━━━ Data rows ━━━

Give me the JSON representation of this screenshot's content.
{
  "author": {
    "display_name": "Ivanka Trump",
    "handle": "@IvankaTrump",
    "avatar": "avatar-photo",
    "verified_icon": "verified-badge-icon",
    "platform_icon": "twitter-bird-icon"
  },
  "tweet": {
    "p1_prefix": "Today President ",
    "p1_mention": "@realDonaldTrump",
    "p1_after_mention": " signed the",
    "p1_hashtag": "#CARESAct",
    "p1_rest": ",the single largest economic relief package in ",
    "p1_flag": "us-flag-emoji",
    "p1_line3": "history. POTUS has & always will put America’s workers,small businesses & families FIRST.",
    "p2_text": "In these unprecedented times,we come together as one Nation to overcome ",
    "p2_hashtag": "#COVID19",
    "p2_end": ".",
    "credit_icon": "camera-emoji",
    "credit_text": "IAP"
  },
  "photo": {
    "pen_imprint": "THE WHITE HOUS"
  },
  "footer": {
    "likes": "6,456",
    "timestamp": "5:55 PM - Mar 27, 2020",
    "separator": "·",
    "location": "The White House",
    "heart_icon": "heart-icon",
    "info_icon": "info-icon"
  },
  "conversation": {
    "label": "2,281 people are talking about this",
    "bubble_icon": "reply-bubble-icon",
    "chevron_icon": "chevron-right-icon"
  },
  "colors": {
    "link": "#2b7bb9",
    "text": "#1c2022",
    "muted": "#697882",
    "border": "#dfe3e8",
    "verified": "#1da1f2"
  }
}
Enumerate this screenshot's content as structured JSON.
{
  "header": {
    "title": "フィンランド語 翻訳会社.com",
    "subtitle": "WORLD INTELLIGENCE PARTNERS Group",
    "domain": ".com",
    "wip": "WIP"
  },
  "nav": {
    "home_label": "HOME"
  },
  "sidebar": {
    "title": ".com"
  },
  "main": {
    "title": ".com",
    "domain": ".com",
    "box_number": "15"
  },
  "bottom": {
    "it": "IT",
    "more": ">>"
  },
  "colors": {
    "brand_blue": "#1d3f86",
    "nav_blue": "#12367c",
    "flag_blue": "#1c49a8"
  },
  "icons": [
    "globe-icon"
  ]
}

━━━

= Task goal =
Output the lines from the line containing "Enumerate this screenshot's" to the end, both included; add nothing.

= Exercise result =
Enumerate this screenshot's content as structured JSON.
{
  "header": {
    "title": "フィンランド語 翻訳会社.com",
    "subtitle": "WORLD INTELLIGENCE PARTNERS Group",
    "domain": ".com",
    "wip": "WIP"
  },
  "nav": {
    "home_label": "HOME"
  },
  "sidebar": {
    "title": ".com"
  },
  "main": {
    "title": ".com",
    "domain": ".com",
    "box_number": "15"
  },
  "bottom": {
    "it": "IT",
    "more": ">>"
  },
  "colors": {
    "brand_blue": "#1d3f86",
    "nav_blue": "#12367c",
    "flag_blue": "#1c49a8"
  },
  "icons": [
    "globe-icon"
  ]
}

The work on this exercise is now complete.